→ **WORK REQUIRED**
Repeat the entries that follow verbatim, without any of their pictures.
>> START
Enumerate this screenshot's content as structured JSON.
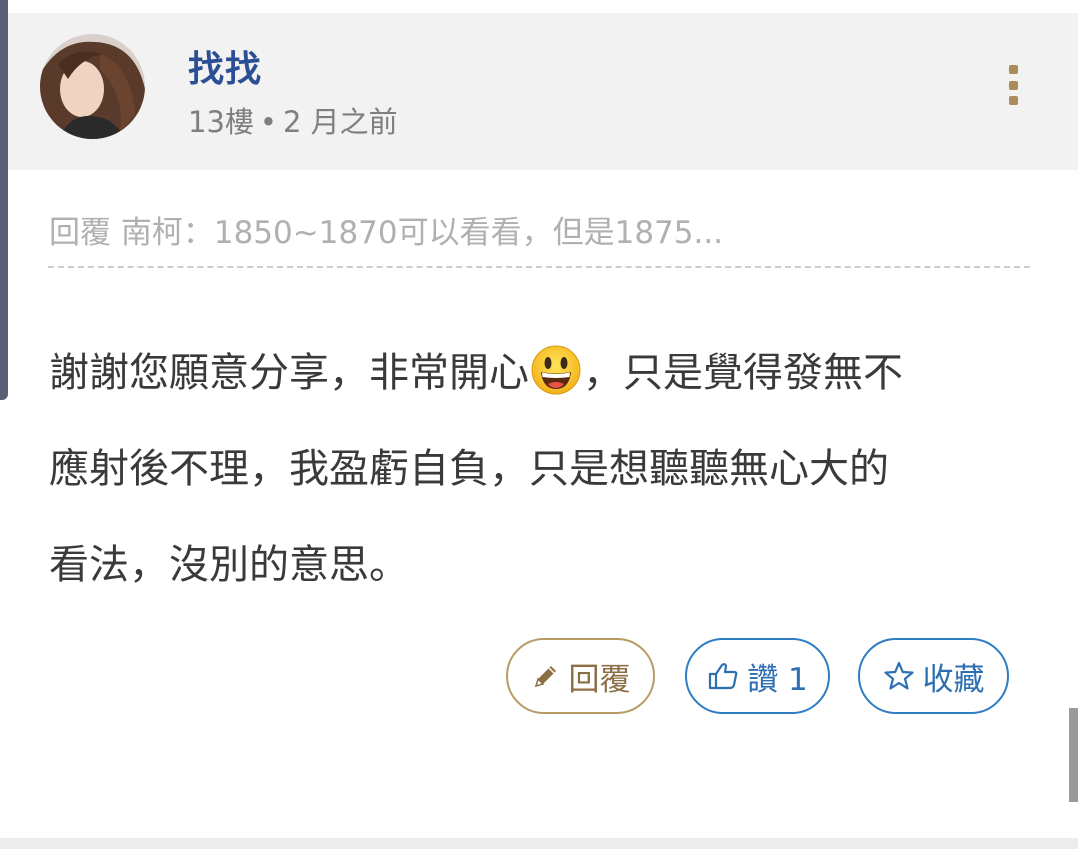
{
  "post": {
    "username": "找找",
    "floor": "13樓",
    "separator": "•",
    "time": "2 月之前",
    "quote": "回覆 南柯：1850~1870可以看看，但是1875...",
    "content_lines": [
      "謝謝您願意分享，非常開心",
      "，只是覺得發無不",
      "應射後不理，我盈虧自負，只是想聽聽無心大的",
      "看法，沒別的意思。"
    ]
  },
  "actions": {
    "reply_label": "回覆",
    "like_label": "讚 1",
    "favorite_label": "收藏"
  },
  "icons": {
    "more": "more-vertical-icon",
    "reply": "pencil-icon",
    "like": "thumbs-up-icon",
    "favorite": "star-icon",
    "emoji": "grinning-face-emoji"
  },
  "colors": {
    "username": "#2b4f94",
    "reply_accent": "#b89a66",
    "like_accent": "#2e7cc4",
    "header_bg": "#f2f2f2"
  }
}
>> END
→ **RESULT OF THE EXERCISE**
Enumerate this screenshot's content as structured JSON.
{
  "post": {
    "username": "找找",
    "floor": "13樓",
    "separator": "•",
    "time": "2 月之前",
    "quote": "回覆 南柯：1850~1870可以看看，但是1875...",
    "content_lines": [
      "謝謝您願意分享，非常開心",
      "，只是覺得發無不",
      "應射後不理，我盈虧自負，只是想聽聽無心大的",
      "看法，沒別的意思。"
    ]
  },
  "actions": {
    "reply_label": "回覆",
    "like_label": "讚 1",
    "favorite_label": "收藏"
  },
  "icons": {
    "more": "more-vertical-icon",
    "reply": "pencil-icon",
    "like": "thumbs-up-icon",
    "favorite": "star-icon",
    "emoji": "grinning-face-emoji"
  },
  "colors": {
    "username": "#2b4f94",
    "reply_accent": "#b89a66",
    "like_accent": "#2e7cc4",
    "header_bg": "#f2f2f2"
  }
}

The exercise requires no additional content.